Norway is a gem of Northern Europe, the proverbial feather in Scandinavia’s cap. What makes it so great? For one, the vast expanse of uniquely wild landscape, cut with countless fjords and a jagged skyline of primitive mountains. Norway is a veritable paradise for nature lovers, given that a love and reverence for the natural surroundings is firmly etched in the national identity.
You’ll also find a deep and intriguing culture here, one that has earned various sites across the country the UNESCO heritage badge, and keeps travelers coming back for more. From Vikings to 20th century art masters, there’s a lot to learn about this seafaring country’s contribution to modern life while you explore the wild and humbling surroundings. So, if you’re after a magnificent North European experience, be sure to include these 10 Norwegian stops on your tour.

_TASKS AND EXERCISES_
a. How many Norwegian stops does the Norway travel passage say to include on a tour?
b. From the Norway travel passage, extract the stretch from "Norway is a gem" through "the national identity.", copying it word for word.

_PROVIDED INFORMATION_

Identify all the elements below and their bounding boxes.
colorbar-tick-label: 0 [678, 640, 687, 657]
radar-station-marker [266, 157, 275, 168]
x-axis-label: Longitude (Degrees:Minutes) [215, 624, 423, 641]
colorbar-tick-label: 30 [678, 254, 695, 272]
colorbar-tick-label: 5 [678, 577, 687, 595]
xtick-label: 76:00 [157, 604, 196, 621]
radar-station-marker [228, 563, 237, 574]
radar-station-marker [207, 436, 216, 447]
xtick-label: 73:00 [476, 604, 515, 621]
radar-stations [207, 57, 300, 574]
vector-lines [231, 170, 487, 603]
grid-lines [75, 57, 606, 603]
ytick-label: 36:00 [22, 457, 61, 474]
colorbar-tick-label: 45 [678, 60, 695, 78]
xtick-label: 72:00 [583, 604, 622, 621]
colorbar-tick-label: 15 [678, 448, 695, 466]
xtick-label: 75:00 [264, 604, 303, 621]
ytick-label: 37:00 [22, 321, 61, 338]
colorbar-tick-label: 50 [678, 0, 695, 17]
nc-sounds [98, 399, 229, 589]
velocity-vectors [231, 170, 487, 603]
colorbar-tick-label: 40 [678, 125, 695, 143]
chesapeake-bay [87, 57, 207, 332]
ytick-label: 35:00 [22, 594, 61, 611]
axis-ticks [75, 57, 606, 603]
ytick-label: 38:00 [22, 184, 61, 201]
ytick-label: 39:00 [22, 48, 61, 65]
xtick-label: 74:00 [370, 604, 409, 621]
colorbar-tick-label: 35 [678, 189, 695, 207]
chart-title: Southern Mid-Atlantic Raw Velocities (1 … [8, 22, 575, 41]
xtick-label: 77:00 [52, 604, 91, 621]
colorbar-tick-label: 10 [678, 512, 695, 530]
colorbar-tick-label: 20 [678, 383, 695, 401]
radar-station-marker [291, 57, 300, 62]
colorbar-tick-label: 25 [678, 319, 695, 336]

_RESPONSES_
a. 10

b.
Norway is a gem of Northern Europe, the proverbial feather in Scandinavia’s cap. What makes it so great? For one, the vast expanse of uniquely wild landscape, cut with countless fjords and a jagged skyline of primitive mountains. Norway is a veritable paradise for nature lovers, given that a love and reverence for the natural surroundings is firmly etched in the national identity.